DIRECTION —
Each line containing the word "scene" needs to be copied.

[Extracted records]
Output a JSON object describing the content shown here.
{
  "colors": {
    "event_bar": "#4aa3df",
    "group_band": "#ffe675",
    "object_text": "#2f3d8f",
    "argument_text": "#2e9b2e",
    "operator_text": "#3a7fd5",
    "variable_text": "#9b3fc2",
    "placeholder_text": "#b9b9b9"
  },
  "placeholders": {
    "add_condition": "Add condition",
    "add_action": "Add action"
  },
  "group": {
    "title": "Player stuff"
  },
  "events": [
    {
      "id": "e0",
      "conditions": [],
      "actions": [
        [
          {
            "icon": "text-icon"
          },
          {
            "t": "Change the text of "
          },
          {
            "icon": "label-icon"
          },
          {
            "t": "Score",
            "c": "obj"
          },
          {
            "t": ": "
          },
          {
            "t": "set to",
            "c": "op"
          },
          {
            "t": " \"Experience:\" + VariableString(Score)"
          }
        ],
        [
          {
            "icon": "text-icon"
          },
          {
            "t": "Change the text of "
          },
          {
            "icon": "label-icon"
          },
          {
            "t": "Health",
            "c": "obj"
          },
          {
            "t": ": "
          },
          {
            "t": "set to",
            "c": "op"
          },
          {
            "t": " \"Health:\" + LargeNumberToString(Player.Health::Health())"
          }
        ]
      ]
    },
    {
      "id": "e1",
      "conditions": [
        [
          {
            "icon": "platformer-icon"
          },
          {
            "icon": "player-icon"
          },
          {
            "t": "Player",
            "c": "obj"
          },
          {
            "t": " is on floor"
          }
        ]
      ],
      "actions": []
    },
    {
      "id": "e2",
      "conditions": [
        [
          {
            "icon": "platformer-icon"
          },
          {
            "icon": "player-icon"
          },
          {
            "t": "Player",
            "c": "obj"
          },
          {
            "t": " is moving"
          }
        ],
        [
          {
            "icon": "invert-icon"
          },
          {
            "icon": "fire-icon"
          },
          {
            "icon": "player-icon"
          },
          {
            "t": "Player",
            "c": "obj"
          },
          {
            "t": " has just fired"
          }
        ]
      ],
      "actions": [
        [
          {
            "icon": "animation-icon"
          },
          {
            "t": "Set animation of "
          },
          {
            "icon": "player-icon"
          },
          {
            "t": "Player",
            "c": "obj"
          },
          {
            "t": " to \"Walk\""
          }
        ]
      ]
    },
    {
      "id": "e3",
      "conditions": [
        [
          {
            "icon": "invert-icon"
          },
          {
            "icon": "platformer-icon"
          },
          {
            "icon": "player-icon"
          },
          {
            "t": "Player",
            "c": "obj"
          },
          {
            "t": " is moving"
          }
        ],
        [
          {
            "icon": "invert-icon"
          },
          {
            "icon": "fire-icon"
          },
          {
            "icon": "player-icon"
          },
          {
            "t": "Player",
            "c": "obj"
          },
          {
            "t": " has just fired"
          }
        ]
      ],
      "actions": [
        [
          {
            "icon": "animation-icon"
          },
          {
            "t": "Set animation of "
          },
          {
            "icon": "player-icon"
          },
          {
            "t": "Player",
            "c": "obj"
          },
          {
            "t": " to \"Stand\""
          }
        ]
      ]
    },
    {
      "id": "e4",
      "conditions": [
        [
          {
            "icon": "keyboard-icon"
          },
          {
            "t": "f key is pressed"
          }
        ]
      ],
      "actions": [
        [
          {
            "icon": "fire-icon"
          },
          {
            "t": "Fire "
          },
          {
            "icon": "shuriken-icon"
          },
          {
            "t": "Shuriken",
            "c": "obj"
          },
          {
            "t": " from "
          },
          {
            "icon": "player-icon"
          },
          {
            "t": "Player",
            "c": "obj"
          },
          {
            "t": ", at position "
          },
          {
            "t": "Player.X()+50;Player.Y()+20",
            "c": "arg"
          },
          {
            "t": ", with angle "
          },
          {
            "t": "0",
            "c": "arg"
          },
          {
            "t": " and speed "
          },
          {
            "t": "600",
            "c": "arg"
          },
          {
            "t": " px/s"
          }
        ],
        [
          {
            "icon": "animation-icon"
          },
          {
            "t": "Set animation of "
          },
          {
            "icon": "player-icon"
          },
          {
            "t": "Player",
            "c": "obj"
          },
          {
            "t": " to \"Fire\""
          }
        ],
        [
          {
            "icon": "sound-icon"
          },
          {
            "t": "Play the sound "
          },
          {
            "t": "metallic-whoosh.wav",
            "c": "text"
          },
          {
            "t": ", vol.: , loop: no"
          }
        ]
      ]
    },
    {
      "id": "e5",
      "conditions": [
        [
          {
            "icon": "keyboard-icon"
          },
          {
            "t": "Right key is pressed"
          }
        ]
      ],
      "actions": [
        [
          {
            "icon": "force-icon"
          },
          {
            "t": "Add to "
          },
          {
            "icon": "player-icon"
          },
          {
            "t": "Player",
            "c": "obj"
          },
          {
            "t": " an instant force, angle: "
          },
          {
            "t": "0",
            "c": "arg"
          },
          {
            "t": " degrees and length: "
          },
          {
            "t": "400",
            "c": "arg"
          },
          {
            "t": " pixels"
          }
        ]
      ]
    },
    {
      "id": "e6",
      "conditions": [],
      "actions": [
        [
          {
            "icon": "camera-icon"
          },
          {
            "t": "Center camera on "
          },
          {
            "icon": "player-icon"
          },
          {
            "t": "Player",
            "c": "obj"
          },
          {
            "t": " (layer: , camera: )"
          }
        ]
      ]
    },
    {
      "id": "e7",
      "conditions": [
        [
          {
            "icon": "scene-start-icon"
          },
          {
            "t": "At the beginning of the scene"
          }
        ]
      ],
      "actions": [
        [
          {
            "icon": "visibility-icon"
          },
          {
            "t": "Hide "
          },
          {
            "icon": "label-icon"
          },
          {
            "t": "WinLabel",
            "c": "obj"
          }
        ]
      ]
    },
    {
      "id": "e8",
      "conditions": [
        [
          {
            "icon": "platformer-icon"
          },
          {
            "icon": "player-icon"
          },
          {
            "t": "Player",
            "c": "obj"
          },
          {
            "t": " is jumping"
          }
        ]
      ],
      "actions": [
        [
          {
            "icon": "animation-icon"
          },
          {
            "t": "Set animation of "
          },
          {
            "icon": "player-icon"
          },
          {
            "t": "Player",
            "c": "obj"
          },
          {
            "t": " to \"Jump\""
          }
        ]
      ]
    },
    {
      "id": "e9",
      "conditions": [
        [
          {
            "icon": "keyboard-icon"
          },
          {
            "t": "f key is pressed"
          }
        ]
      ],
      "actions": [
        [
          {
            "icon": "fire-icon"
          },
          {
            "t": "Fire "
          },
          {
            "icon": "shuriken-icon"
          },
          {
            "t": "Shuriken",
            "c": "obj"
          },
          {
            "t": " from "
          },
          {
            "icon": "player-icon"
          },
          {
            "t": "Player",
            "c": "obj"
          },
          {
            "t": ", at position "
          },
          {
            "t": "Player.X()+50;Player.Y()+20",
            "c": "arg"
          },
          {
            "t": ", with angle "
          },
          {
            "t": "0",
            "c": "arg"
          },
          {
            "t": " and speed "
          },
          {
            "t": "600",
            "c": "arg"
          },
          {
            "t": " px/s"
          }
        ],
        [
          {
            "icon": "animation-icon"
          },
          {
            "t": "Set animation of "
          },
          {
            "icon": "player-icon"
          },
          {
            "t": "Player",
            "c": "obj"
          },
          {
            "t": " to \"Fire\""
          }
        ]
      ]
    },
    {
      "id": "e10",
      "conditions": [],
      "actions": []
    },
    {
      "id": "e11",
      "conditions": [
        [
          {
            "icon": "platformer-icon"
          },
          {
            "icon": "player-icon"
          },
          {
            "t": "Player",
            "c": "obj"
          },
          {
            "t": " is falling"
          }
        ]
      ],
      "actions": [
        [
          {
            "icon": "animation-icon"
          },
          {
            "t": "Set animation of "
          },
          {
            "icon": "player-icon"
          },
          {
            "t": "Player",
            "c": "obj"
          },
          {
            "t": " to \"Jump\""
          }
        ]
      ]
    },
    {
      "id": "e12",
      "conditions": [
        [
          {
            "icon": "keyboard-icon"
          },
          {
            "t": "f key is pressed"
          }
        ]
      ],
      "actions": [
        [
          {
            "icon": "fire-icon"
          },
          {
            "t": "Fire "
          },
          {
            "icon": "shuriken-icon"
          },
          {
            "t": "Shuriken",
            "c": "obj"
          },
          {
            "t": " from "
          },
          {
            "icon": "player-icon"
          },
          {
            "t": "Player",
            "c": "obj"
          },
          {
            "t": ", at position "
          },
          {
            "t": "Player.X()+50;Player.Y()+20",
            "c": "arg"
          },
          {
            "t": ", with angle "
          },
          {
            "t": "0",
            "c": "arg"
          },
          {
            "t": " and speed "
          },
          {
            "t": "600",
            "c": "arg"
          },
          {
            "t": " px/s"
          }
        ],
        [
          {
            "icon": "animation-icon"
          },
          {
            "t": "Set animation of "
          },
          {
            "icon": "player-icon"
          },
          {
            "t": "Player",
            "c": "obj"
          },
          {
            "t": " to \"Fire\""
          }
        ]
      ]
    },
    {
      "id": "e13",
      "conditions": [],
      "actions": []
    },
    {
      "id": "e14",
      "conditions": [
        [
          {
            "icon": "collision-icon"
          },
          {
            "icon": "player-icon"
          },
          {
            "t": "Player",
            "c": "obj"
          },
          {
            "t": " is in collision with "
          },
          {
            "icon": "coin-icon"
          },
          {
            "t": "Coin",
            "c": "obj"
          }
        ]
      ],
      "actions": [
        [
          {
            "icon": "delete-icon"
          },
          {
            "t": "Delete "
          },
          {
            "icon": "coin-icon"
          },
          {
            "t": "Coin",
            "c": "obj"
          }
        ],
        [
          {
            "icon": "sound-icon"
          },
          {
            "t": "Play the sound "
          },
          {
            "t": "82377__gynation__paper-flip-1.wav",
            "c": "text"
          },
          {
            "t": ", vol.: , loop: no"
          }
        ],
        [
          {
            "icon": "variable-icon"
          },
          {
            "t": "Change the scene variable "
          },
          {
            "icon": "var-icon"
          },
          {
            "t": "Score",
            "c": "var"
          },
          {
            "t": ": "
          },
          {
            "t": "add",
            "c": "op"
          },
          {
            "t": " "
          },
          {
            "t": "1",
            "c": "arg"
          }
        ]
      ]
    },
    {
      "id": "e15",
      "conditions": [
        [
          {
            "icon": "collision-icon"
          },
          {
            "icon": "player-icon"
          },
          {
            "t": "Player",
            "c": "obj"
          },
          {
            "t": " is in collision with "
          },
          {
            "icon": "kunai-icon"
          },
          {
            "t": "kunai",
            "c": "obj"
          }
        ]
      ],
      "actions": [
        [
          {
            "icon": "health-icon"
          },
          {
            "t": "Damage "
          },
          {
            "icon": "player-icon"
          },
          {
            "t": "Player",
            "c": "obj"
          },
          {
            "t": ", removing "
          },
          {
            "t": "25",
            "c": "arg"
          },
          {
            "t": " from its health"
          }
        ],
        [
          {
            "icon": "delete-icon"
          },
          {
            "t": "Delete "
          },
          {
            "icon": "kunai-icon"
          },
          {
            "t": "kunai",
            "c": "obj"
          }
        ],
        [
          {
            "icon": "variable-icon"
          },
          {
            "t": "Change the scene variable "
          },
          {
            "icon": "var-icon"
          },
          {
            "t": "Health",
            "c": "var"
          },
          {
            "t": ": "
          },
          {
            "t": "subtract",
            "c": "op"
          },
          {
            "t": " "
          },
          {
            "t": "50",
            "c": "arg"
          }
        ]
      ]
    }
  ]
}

FINISHED TASK —
            "icon": "scene-start-icon"
            "t": "At the beginning of the scene"
            "t": "Change the scene variable "
            "t": "Change the scene variable "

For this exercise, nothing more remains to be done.